Goal of the exercise:
Each line containing the word "test" needs to be copied.

Records supplied:
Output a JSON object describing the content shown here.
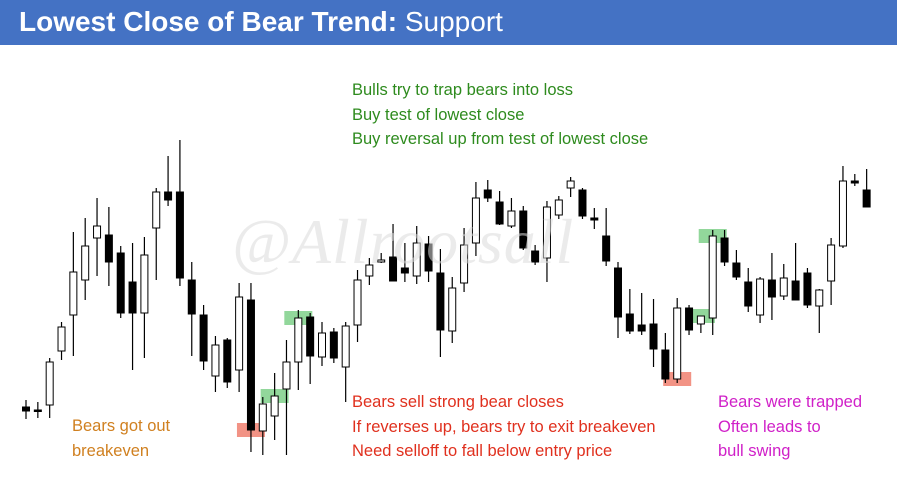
{
  "title": {
    "bold": "Lowest Close of Bear Trend:",
    "regular": "Support"
  },
  "colors": {
    "header_bg": "#4472c4",
    "green_text": "#2e8b1e",
    "red_text": "#e0301e",
    "orange_text": "#d08020",
    "magenta_text": "#d020c8",
    "highlight_red": "#f08070",
    "highlight_green": "#7fd089"
  },
  "annotations": {
    "bulls": {
      "line1": "Bulls try to trap bears into loss",
      "line2": "Buy test of lowest close",
      "line3": "Buy reversal up from test of lowest close"
    },
    "bears_out": {
      "line1": "Bears got out",
      "line2": "breakeven"
    },
    "bears_sell": {
      "line1": "Bears sell strong bear closes",
      "line2": "If reverses up, bears try to exit breakeven",
      "line3": "Need selloff to fall below entry price"
    },
    "trapped": {
      "line1": "Bears were trapped",
      "line2": "Often leads to",
      "line3": "bull swing"
    }
  },
  "watermark": "@Allrootsall",
  "chart_data": {
    "type": "candlestick",
    "price_scale": "unlabeled",
    "bars": [
      {
        "o": 407,
        "h": 400,
        "l": 419,
        "c": 411
      },
      {
        "o": 410,
        "h": 402,
        "l": 418,
        "c": 410
      },
      {
        "o": 405,
        "h": 358,
        "l": 418,
        "c": 362
      },
      {
        "o": 351,
        "h": 322,
        "l": 360,
        "c": 327
      },
      {
        "o": 315,
        "h": 232,
        "l": 356,
        "c": 272
      },
      {
        "o": 280,
        "h": 218,
        "l": 300,
        "c": 246
      },
      {
        "o": 238,
        "h": 198,
        "l": 276,
        "c": 226
      },
      {
        "o": 235,
        "h": 207,
        "l": 286,
        "c": 262
      },
      {
        "o": 253,
        "h": 246,
        "l": 318,
        "c": 313
      },
      {
        "o": 282,
        "h": 243,
        "l": 370,
        "c": 313
      },
      {
        "o": 313,
        "h": 237,
        "l": 358,
        "c": 255
      },
      {
        "o": 228,
        "h": 188,
        "l": 280,
        "c": 192
      },
      {
        "o": 192,
        "h": 156,
        "l": 206,
        "c": 200
      },
      {
        "o": 192,
        "h": 140,
        "l": 286,
        "c": 278
      },
      {
        "o": 280,
        "h": 262,
        "l": 356,
        "c": 314
      },
      {
        "o": 315,
        "h": 305,
        "l": 370,
        "c": 361
      },
      {
        "o": 376,
        "h": 336,
        "l": 392,
        "c": 345
      },
      {
        "o": 340,
        "h": 338,
        "l": 388,
        "c": 382
      },
      {
        "o": 370,
        "h": 283,
        "l": 392,
        "c": 297
      },
      {
        "o": 300,
        "h": 283,
        "l": 452,
        "c": 430
      },
      {
        "o": 431,
        "h": 397,
        "l": 455,
        "c": 404
      },
      {
        "o": 416,
        "h": 373,
        "l": 440,
        "c": 396
      },
      {
        "o": 389,
        "h": 340,
        "l": 455,
        "c": 362
      },
      {
        "o": 362,
        "h": 310,
        "l": 390,
        "c": 318
      },
      {
        "o": 317,
        "h": 313,
        "l": 384,
        "c": 356
      },
      {
        "o": 357,
        "h": 322,
        "l": 366,
        "c": 333
      },
      {
        "o": 332,
        "h": 328,
        "l": 363,
        "c": 358
      },
      {
        "o": 367,
        "h": 322,
        "l": 402,
        "c": 326
      },
      {
        "o": 325,
        "h": 270,
        "l": 342,
        "c": 280
      },
      {
        "o": 276,
        "h": 258,
        "l": 285,
        "c": 265
      },
      {
        "o": 262,
        "h": 253,
        "l": 263,
        "c": 260
      },
      {
        "o": 257,
        "h": 224,
        "l": 280,
        "c": 281
      },
      {
        "o": 268,
        "h": 243,
        "l": 282,
        "c": 273
      },
      {
        "o": 276,
        "h": 226,
        "l": 284,
        "c": 243
      },
      {
        "o": 244,
        "h": 236,
        "l": 282,
        "c": 271
      },
      {
        "o": 273,
        "h": 249,
        "l": 357,
        "c": 330
      },
      {
        "o": 331,
        "h": 277,
        "l": 343,
        "c": 288
      },
      {
        "o": 283,
        "h": 228,
        "l": 292,
        "c": 245
      },
      {
        "o": 243,
        "h": 182,
        "l": 256,
        "c": 198
      },
      {
        "o": 190,
        "h": 180,
        "l": 202,
        "c": 198
      },
      {
        "o": 202,
        "h": 191,
        "l": 225,
        "c": 224
      },
      {
        "o": 226,
        "h": 198,
        "l": 228,
        "c": 211
      },
      {
        "o": 211,
        "h": 206,
        "l": 250,
        "c": 248
      },
      {
        "o": 251,
        "h": 245,
        "l": 265,
        "c": 262
      },
      {
        "o": 258,
        "h": 201,
        "l": 282,
        "c": 207
      },
      {
        "o": 215,
        "h": 196,
        "l": 219,
        "c": 200
      },
      {
        "o": 188,
        "h": 177,
        "l": 197,
        "c": 181
      },
      {
        "o": 190,
        "h": 188,
        "l": 219,
        "c": 216
      },
      {
        "o": 218,
        "h": 208,
        "l": 229,
        "c": 220
      },
      {
        "o": 236,
        "h": 208,
        "l": 266,
        "c": 261
      },
      {
        "o": 268,
        "h": 262,
        "l": 338,
        "c": 317
      },
      {
        "o": 314,
        "h": 289,
        "l": 334,
        "c": 331
      },
      {
        "o": 325,
        "h": 293,
        "l": 335,
        "c": 331
      },
      {
        "o": 324,
        "h": 299,
        "l": 367,
        "c": 349
      },
      {
        "o": 350,
        "h": 333,
        "l": 383,
        "c": 379
      },
      {
        "o": 379,
        "h": 298,
        "l": 383,
        "c": 308
      },
      {
        "o": 308,
        "h": 305,
        "l": 335,
        "c": 330
      },
      {
        "o": 324,
        "h": 318,
        "l": 333,
        "c": 316
      },
      {
        "o": 318,
        "h": 230,
        "l": 335,
        "c": 236
      },
      {
        "o": 238,
        "h": 230,
        "l": 266,
        "c": 262
      },
      {
        "o": 263,
        "h": 250,
        "l": 280,
        "c": 277
      },
      {
        "o": 282,
        "h": 268,
        "l": 312,
        "c": 306
      },
      {
        "o": 315,
        "h": 277,
        "l": 323,
        "c": 279
      },
      {
        "o": 280,
        "h": 253,
        "l": 320,
        "c": 297
      },
      {
        "o": 296,
        "h": 264,
        "l": 300,
        "c": 278
      },
      {
        "o": 281,
        "h": 243,
        "l": 296,
        "c": 300
      },
      {
        "o": 273,
        "h": 268,
        "l": 308,
        "c": 305
      },
      {
        "o": 306,
        "h": 289,
        "l": 333,
        "c": 290
      },
      {
        "o": 281,
        "h": 238,
        "l": 305,
        "c": 245
      },
      {
        "o": 246,
        "h": 166,
        "l": 248,
        "c": 181
      },
      {
        "o": 181,
        "h": 174,
        "l": 186,
        "c": 183
      },
      {
        "o": 190,
        "h": 169,
        "l": 205,
        "c": 207
      }
    ],
    "highlights": [
      {
        "color": "red",
        "bar": 19
      },
      {
        "color": "green",
        "bar": 21
      },
      {
        "color": "green",
        "bar": 23
      },
      {
        "color": "red",
        "bar": 55
      },
      {
        "color": "green",
        "bar": 57
      },
      {
        "color": "green",
        "bar": 58
      }
    ]
  }
}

Task solution:
      "line2": "Buy test of lowest close",
      "line3": "Buy reversal up from test of lowest close"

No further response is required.